In 1842, the Chinese government capitulated to Western military power and signed the Treaty of Nanjing. The treaty handed over Chinese sovereignty to Great Britain, prying open China to the vicissitudes of the global market and ending the country’s ban on the import, production, and consumption of opium. The empire had struggled for decades to control the substance, trying everything from appeals to Confucian values to a Reaganesque “War on Drugs.” Some even called for a death penalty. With China’s markets again open and its public health measures overturned, opiate use soared. By 1900, 10 percent of the Chinese population used opium and 3 percent were addicted. (For comparison, the United Nations Office of Drugs and Crime estimates that the prevalence for all drugs worldwide currently is about 5 percent.)

Today the global tobacco epidemic is exhibiting a similar trend. According to the World Health Institute, “nearly 80 percent of the world’s one billion smokers live in low- and middle-income countries.” Multinational corporations are seeking their own Treaty of Nanjing: they are using free trade agreements to usurp national sovereignty and stymy economic development. Tobacco kills six million people each year, and if current trends continue, it will kill one billion people in the twenty-first century.

Enter the Trans-Pacific Partnership (TPP). This free trade agreement between the United States, Canada, and ten Asian-Pacific countries is currently in negotiation, but has been dragged out far past its deadline (and slowed by the President’s lack of “fast track” authority). The TPP covers 40 percent of U.S. exports and imports and may well be the most under-reported story this year. The agreement, which would allow corporations to sue governments directly in an investor-state dispute settlement (ISDS), will put developing countries in the hands of multinational corporations. The potential for abuse is obvious from cases like Chevron vs. Ecuador, in which Chevron is trying to evade a domestic court ruling that it owes $18 billion for mass contamination of the Amazon. A three-person tribunal of lawyers can now choose to override the decision of the Ecuadorian court.

The ISDS will also be insidious in cases like tobacco: opening countries to foreign markets for development can end up compromising public health.

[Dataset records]
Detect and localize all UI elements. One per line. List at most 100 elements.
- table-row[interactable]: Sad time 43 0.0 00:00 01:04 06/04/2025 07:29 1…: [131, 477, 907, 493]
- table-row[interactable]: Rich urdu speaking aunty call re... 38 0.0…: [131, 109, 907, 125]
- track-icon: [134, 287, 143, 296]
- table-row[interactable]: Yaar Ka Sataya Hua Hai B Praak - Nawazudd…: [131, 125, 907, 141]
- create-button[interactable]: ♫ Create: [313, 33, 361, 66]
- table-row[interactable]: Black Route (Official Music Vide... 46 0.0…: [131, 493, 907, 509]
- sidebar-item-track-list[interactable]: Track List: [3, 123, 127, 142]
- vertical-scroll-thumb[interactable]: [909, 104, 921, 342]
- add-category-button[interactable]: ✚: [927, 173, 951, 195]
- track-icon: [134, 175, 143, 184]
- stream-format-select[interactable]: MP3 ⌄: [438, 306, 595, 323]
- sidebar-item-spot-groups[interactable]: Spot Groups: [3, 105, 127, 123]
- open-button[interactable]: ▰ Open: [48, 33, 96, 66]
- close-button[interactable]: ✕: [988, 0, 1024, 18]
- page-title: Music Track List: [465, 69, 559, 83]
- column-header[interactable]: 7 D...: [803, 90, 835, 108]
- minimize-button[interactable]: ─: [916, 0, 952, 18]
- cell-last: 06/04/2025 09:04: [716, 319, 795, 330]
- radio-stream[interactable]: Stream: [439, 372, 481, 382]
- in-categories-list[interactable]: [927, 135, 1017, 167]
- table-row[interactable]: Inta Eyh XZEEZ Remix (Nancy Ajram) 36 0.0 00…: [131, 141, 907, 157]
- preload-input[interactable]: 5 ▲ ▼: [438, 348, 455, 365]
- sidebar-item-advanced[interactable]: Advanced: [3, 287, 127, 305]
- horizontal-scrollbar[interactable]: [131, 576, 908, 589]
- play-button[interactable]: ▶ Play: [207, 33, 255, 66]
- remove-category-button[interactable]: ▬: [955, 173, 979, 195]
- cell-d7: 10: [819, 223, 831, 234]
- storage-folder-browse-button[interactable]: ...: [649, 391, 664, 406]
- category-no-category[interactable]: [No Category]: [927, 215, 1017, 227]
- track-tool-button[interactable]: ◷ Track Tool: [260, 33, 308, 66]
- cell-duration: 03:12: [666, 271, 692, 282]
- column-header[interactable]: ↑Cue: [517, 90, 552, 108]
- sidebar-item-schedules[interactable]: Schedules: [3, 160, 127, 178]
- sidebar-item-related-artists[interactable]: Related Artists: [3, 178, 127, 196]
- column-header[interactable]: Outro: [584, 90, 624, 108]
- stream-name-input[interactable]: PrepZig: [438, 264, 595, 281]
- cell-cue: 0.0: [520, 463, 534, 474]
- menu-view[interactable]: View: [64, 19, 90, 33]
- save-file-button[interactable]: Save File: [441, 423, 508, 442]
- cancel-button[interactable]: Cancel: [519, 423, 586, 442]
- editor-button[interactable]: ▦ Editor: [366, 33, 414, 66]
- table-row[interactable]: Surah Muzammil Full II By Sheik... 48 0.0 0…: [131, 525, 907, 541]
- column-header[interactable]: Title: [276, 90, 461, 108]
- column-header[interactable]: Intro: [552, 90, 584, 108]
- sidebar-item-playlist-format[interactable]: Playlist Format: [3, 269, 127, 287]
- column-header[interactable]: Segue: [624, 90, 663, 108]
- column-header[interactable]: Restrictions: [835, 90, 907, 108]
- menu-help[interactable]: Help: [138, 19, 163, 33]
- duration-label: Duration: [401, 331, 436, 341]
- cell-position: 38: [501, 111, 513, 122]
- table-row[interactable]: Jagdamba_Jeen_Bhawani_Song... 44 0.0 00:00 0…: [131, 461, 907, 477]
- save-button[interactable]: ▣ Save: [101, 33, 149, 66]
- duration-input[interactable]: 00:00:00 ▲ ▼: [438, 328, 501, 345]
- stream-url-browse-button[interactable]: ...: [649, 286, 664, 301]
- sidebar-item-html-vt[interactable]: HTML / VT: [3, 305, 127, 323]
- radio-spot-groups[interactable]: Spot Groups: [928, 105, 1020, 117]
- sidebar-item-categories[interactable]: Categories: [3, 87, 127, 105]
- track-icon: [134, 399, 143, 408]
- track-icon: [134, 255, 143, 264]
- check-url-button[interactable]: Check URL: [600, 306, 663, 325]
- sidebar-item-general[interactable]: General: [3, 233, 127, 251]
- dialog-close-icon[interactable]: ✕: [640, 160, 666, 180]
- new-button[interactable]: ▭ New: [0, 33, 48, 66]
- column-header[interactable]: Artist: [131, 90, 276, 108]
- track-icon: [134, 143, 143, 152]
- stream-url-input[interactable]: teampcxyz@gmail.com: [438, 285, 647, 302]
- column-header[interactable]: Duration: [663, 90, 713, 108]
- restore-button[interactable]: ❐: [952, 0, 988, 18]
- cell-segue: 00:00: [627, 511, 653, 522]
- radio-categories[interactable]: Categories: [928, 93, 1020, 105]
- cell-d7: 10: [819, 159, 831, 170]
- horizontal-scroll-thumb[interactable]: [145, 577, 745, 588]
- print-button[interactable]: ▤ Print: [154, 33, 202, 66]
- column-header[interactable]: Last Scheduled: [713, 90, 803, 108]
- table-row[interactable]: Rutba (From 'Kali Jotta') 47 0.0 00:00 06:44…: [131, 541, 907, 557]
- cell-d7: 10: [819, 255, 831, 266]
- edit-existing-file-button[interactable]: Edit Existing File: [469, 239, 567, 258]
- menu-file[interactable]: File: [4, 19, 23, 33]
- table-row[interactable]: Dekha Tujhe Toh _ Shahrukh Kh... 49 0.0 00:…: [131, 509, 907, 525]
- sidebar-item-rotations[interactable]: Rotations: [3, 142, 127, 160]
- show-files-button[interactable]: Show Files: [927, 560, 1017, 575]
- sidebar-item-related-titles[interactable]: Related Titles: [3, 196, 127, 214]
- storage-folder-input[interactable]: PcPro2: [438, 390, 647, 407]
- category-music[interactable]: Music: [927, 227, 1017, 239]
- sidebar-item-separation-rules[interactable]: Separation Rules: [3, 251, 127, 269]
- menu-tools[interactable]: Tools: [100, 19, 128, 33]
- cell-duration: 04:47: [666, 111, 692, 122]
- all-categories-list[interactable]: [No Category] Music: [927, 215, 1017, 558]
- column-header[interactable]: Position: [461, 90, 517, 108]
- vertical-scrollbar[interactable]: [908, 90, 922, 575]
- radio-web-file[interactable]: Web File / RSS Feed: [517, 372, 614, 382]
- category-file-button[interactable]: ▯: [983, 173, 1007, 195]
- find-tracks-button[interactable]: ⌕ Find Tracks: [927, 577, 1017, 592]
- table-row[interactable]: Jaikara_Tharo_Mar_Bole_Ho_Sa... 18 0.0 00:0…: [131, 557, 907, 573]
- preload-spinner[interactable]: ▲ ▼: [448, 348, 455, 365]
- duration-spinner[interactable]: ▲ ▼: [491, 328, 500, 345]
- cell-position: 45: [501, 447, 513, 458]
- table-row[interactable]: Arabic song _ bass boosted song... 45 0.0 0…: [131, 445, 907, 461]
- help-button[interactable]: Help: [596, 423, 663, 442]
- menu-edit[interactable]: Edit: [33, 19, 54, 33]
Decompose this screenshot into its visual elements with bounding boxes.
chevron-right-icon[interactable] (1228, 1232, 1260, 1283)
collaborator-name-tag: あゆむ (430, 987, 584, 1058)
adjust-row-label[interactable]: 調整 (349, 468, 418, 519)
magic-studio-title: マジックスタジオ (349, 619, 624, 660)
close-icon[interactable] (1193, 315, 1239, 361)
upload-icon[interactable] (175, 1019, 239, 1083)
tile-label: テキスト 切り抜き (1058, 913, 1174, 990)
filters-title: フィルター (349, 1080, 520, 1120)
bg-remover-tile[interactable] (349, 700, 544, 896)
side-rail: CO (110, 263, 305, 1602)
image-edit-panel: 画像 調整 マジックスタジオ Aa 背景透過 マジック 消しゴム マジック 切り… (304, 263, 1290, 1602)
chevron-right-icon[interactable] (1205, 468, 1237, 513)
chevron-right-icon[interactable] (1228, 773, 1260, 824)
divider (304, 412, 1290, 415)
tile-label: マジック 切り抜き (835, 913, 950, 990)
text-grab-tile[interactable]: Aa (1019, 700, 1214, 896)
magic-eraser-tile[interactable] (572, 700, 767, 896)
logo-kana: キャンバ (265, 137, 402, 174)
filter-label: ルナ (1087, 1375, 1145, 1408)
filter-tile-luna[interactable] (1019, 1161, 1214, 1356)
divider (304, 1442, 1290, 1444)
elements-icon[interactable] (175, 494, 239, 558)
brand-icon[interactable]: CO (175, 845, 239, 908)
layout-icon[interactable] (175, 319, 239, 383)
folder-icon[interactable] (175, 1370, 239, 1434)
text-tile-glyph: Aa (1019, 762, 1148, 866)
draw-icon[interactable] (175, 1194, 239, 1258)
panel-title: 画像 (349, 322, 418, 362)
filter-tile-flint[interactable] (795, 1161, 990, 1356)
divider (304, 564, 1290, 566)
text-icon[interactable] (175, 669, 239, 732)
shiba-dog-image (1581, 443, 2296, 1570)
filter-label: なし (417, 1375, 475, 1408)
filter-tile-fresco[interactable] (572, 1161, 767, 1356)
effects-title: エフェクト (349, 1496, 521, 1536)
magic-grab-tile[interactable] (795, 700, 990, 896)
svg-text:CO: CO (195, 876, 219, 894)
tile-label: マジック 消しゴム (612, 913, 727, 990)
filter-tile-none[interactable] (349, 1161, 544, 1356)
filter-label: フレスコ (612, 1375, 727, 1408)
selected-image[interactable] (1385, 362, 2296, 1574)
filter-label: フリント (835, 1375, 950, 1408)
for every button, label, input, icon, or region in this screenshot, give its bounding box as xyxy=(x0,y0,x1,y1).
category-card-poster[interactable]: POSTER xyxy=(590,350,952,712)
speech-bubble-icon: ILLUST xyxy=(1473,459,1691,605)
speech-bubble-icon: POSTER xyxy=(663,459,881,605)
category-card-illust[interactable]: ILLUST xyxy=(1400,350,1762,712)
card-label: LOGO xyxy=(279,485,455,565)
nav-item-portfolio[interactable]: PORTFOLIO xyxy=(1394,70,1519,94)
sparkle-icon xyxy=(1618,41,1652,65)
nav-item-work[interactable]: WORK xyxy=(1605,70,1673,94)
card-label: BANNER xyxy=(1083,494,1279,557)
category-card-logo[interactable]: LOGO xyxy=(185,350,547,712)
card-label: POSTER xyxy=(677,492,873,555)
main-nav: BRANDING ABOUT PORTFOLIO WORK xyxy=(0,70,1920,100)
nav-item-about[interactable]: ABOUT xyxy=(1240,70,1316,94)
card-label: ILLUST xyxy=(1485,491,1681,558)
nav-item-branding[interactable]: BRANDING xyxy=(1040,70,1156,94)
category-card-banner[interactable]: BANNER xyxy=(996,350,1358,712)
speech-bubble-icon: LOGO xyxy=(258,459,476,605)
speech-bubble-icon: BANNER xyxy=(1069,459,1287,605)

→ Task instructions: Return the section of the trade and public health passage word for word, starting at the words that contain "Today the global" and ending after "the twenty-first century.".

→ Solution to the problem:
Today the global tobacco epidemic is exhibiting a similar trend. According to the World Health Institute, “nearly 80 percent of the world’s one billion smokers live in low- and middle-income countries.” Multinational corporations are seeking their own Treaty of Nanjing: they are using free trade agreements to usurp national sovereignty and stymy economic development. Tobacco kills six million people each year, and if current trends continue, it will kill one billion people in the twenty-first century.